-- Begin --

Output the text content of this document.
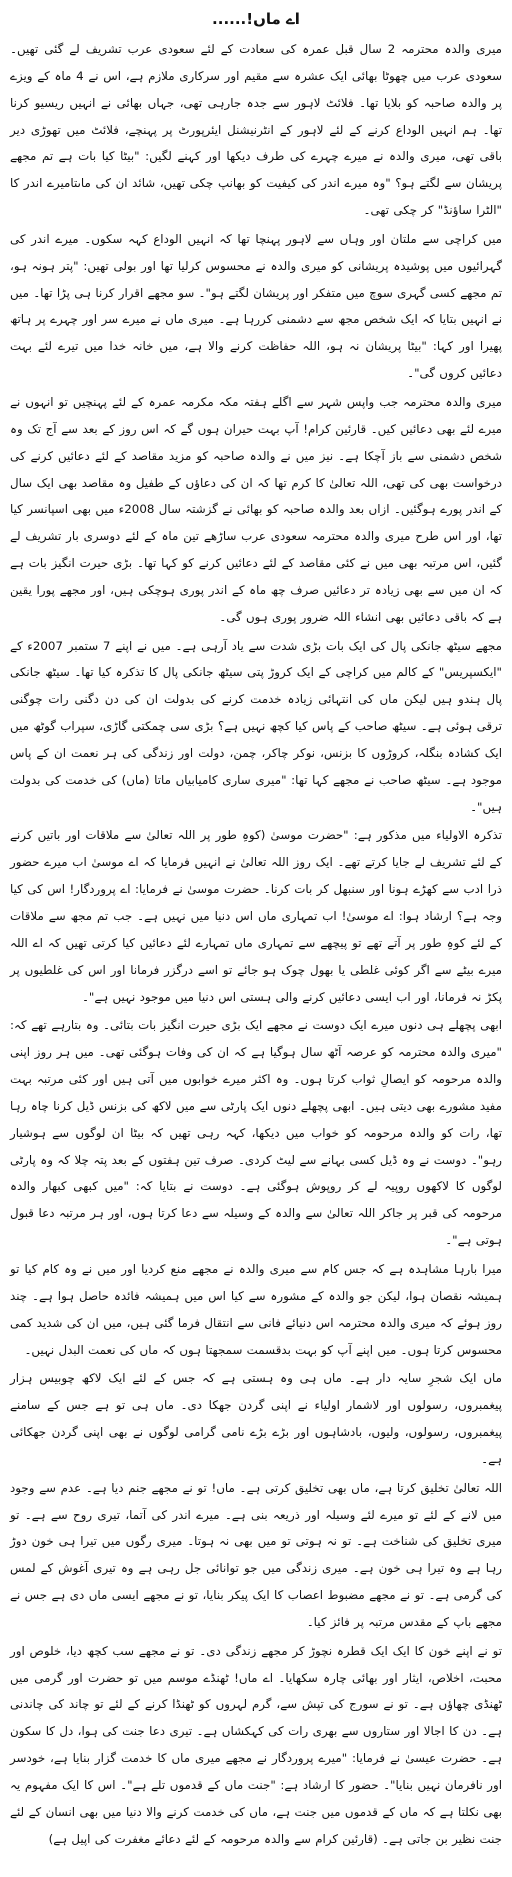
اے ماں!......

میری والدہ محترمہ 2 سال قبل عمرہ کی سعادت کے لئے سعودی عرب تشریف لے گئی تھیں۔ سعودی عرب میں چھوٹا بھائی ایک عشرہ سے مقیم اور سرکاری ملازم ہے، اس نے 4 ماہ کے ویزے پر والدہ صاحبہ کو بلایا تھا۔ فلائٹ لاہور سے جدہ جارہی تھی، جہاں بھائی نے انہیں ریسیو کرنا تھا۔ ہم انہیں الوداع کرنے کے لئے لاہور کے انٹرنیشنل ایئرپورٹ پر پہنچے، فلائٹ میں تھوڑی دیر باقی تھی، میری والدہ نے میرے چہرے کی طرف دیکھا اور کہنے لگیں: "بیٹا کیا بات ہے تم مجھے پریشان سے لگتے ہو؟ "وہ میرے اندر کی کیفیت کو بھانپ چکی تھیں، شائد ان کی ماںتامیرے اندر کا "الٹرا ساؤنڈ" کر چکی تھی۔

میں کراچی سے ملتان اور وہاں سے لاہور پہنچا تھا کہ انہیں الوداع کہہ سکوں۔ میرے اندر کی گہرائیوں میں پوشیدہ پریشانی کو میری والدہ نے محسوس کرلیا تھا اور بولی تھیں: "پتر ہونہ ہو، تم مجھے کسی گہری سوچ میں متفکر اور پریشان لگتے ہو"۔ سو مجھے اقرار کرنا ہی پڑا تھا۔ میں نے انہیں بتایا کہ ایک شخص مجھ سے دشمنی کررہا ہے۔ میری ماں نے میرے سر اور چہرے پر ہاتھ پھیرا اور کہا: "بیٹا پریشان نہ ہو، اللہ حفاظت کرنے والا ہے، میں خانہ خدا میں تیرے لئے بہت دعائیں کروں گی"۔

میری والدہ محترمہ جب واپس شہر سے اگلے ہفتہ مکہ مکرمہ عمرہ کے لئے پہنچیں تو انہوں نے میرے لئے بھی دعائیں کیں۔ قارئین کرام! آپ بہت حیران ہوں گے کہ اس روز کے بعد سے آج تک وہ شخص دشمنی سے باز آچکا ہے۔ نیز میں نے والدہ صاحبہ کو مزید مقاصد کے لئے دعائیں کرنے کی درخواست بھی کی تھی، اللہ تعالیٰ کا کرم تھا کہ ان کی دعاؤں کے طفیل وہ مقاصد بھی ایک سال کے اندر پورے ہوگئیں۔ ازاں بعد والدہ صاحبہ کو بھائی نے گزشتہ سال 2008ء میں بھی اسپانسر کیا تھا، اور اس طرح میری والدہ محترمہ سعودی عرب ساڑھے تین ماہ کے لئے دوسری بار تشریف لے گئیں، اس مرتبہ بھی میں نے کئی مقاصد کے لئے دعائیں کرنے کو کہا تھا۔ بڑی حیرت انگیز بات ہے کہ ان میں سے بھی زیادہ تر دعائیں صرف چھ ماہ کے اندر پوری ہوچکی ہیں، اور مجھے پورا یقین ہے کہ باقی دعائیں بھی انشاء اللہ ضرور پوری ہوں گی۔

مجھے سیٹھ جانکی پال کی ایک بات بڑی شدت سے یاد آرہی ہے۔ میں نے اپنے 7 ستمبر 2007ء کے "ایکسپریس" کے کالم میں کراچی کے ایک کروڑ پتی سیٹھ جانکی پال کا تذکرہ کیا تھا۔ سیٹھ جانکی پال ہندو ہیں لیکن ماں کی انتہائی زیادہ خدمت کرنے کی بدولت ان کی دن دگنی رات چوگنی ترقی ہوئی ہے۔ سیٹھ صاحب کے پاس کیا کچھ نہیں ہے؟ بڑی سی چمکتی گاڑی، سپراب گوٹھ میں ایک کشادہ بنگلہ، کروڑوں کا بزنس، نوکر چاکر، چمن، دولت اور زندگی کی ہر نعمت ان کے پاس موجود ہے۔ سیٹھ صاحب نے مجھے کہا تھا: "میری ساری کامیابیاں ماتا (ماں) کی خدمت کی بدولت ہیں"۔

تذکرہ الاولیاء میں مذکور ہے: "حضرت موسیٰ (کوہِ طور پر اللہ تعالیٰ سے ملاقات اور باتیں کرنے کے لئے تشریف لے جایا کرتے تھے۔ ایک روز اللہ تعالیٰ نے انہیں فرمایا کہ اے موسیٰ اب میرے حضور ذرا ادب سے کھڑے ہونا اور سنبھل کر بات کرنا۔ حضرت موسیٰ نے فرمایا: اے پروردگار! اس کی کیا وجہ ہے؟ ارشاد ہوا: اے موسیٰ! اب تمہاری ماں اس دنیا میں نہیں ہے۔ جب تم مجھ سے ملاقات کے لئے کوہِ طور پر آتے تھے تو پیچھے سے تمہاری ماں تمہارے لئے دعائیں کیا کرتی تھیں کہ اے اللہ میرے بیٹے سے اگر کوئی غلطی یا بھول چوک ہو جائے تو اسے درگزر فرمانا اور اس کی غلطیوں پر پکڑ نہ فرمانا، اور اب ایسی دعائیں کرنے والی ہستی اس دنیا میں موجود نہیں ہے"۔

ابھی پچھلے ہی دنوں میرے ایک دوست نے مجھے ایک بڑی حیرت انگیز بات بتائی۔ وہ بتارہے تھے کہ: "میری والدہ محترمہ کو عرصہ آٹھ سال ہوگیا ہے کہ ان کی وفات ہوگئی تھی۔ میں ہر روز اپنی والدہ مرحومہ کو ایصالِ ثواب کرتا ہوں۔ وہ اکثر میرے خوابوں میں آتی ہیں اور کئی مرتبہ بہت مفید مشورے بھی دیتی ہیں۔ ابھی پچھلے دنوں ایک پارٹی سے میں لاکھ کی بزنس ڈیل کرنا چاہ رہا تھا، رات کو والدہ مرحومہ کو خواب میں دیکھا، کہہ رہی تھیں کہ بیٹا ان لوگوں سے ہوشیار رہو"۔ دوست نے وہ ڈیل کسی بہانے سے لیٹ کردی۔ صرف تین ہفتوں کے بعد پتہ چلا کہ وہ پارٹی لوگوں کا لاکھوں روپیہ لے کر روپوش ہوگئی ہے۔ دوست نے بتایا کہ: "میں کبھی کبھار والدہ مرحومہ کی قبر پر جاکر اللہ تعالیٰ سے والدہ کے وسیلہ سے دعا کرتا ہوں، اور ہر مرتبہ دعا قبول ہوتی ہے"۔

میرا بارہا مشاہدہ ہے کہ جس کام سے میری والدہ نے مجھے منع کردیا اور میں نے وہ کام کیا تو ہمیشہ نقصان ہوا، لیکن جو والدہ کے مشورہ سے کیا اس میں ہمیشہ فائدہ حاصل ہوا ہے۔ چند روز ہوئے کہ میری والدہ محترمہ اس دنیائے فانی سے انتقال فرما گئی ہیں، میں ان کی شدید کمی محسوس کرتا ہوں۔ میں اپنے آپ کو بہت بدقسمت سمجھتا ہوں کہ ماں کی نعمت البدل نہیں۔

ماں ایک شجرِ سایہ دار ہے۔ ماں ہی وہ ہستی ہے کہ جس کے لئے ایک لاکھ چوبیس ہزار پیغمبروں، رسولوں اور لاشمار اولیاء نے اپنی گردن جھکا دی۔ ماں ہی تو ہے جس کے سامنے پیغمبروں، رسولوں، ولیوں، بادشاہوں اور بڑے بڑے نامی گرامی لوگوں نے بھی اپنی گردن جھکائی ہے۔

اللہ تعالیٰ تخلیق کرتا ہے، ماں بھی تخلیق کرتی ہے۔ ماں! تو نے مجھے جنم دیا ہے۔ عدم سے وجود میں لانے کے لئے تو میرے لئے وسیلہ اور ذریعہ بنی ہے۔ میرے اندر کی آتما، تیری روح سے ہے۔ تو میری تخلیق کی شناخت ہے۔ تو نہ ہوتی تو میں بھی نہ ہوتا۔ میری رگوں میں تیرا ہی خون دوڑ رہا ہے وہ تیرا ہی خون ہے۔ میری زندگی میں جو توانائی جل رہی ہے وہ تیری آغوش کے لمس کی گرمی ہے۔ تو نے مجھے مضبوط اعصاب کا ایک پیکر بنایا، تو نے مجھے ایسی ماں دی ہے جس نے مجھے باپ کے مقدس مرتبہ پر فائز کیا۔

تو نے اپنے خون کا ایک ایک قطرہ نچوڑ کر مجھے زندگی دی۔ تو نے مجھے سب کچھ دیا، خلوص اور محبت، اخلاص، ایثار اور بھائی چارہ سکھایا۔ اے ماں! ٹھنڈے موسم میں تو حضرت اور گرمی میں ٹھنڈی چھاؤں ہے۔ تو نے سورج کی تپش سے، گرم لہروں کو ٹھنڈا کرنے کے لئے تو چاند کی چاندنی ہے۔ دن کا اجالا اور ستاروں سے بھری رات کی کہکشاں ہے۔ تیری دعا جنت کی ہوا، دل کا سکون ہے۔ حضرت عیسیٰ نے فرمایا: "میرے پروردگار نے مجھے میری ماں کا خدمت گزار بنایا ہے، خودسر اور نافرمان نہیں بنایا"۔ حضور کا ارشاد ہے: "جنت ماں کے قدموں تلے ہے"۔ اس کا ایک مفہوم یہ بھی نکلتا ہے کہ ماں کے قدموں میں جنت ہے، ماں کی خدمت کرنے والا دنیا میں بھی انسان کے لئے جنت نظیر بن جاتی ہے۔ (قارئین کرام سے والدہ مرحومہ کے لئے دعائے مغفرت کی اپیل ہے)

-- End --

**WHAT YOU HAVE TO DO**
Using the records above, select and copy every line that has the word "لیکن".

**COMPLETE ANSWER**
مجھے سیٹھ جانکی پال کی ایک بات بڑی شدت سے یاد آرہی ہے۔ میں نے اپنے 7 ستمبر 2007ء کے "ایکسپریس" کے کالم میں کراچی کے ایک کروڑ پتی سیٹھ جانکی پال کا تذکرہ کیا تھا۔ سیٹھ جانکی پال ہندو ہیں لیکن ماں کی انتہائی زیادہ خدمت کرنے کی بدولت ان کی دن دگنی رات چوگنی ترقی ہوئی ہے۔ سیٹھ صاحب کے پاس کیا کچھ نہیں ہے؟ بڑی سی چمکتی گاڑی، سپراب گوٹھ میں ایک کشادہ بنگلہ، کروڑوں کا بزنس، نوکر چاکر، چمن، دولت اور زندگی کی ہر نعمت ان کے پاس موجود ہے۔ سیٹھ صاحب نے مجھے کہا تھا: "میری ساری کامیابیاں ماتا (ماں) کی خدمت کی بدولت ہیں"۔
میرا بارہا مشاہدہ ہے کہ جس کام سے میری والدہ نے مجھے منع کردیا اور میں نے وہ کام کیا تو ہمیشہ نقصان ہوا، لیکن جو والدہ کے مشورہ سے کیا اس میں ہمیشہ فائدہ حاصل ہوا ہے۔ چند روز ہوئے کہ میری والدہ محترمہ اس دنیائے فانی سے انتقال فرما گئی ہیں، میں ان کی شدید کمی محسوس کرتا ہوں۔ میں اپنے آپ کو بہت بدقسمت سمجھتا ہوں کہ ماں کی نعمت البدل نہیں۔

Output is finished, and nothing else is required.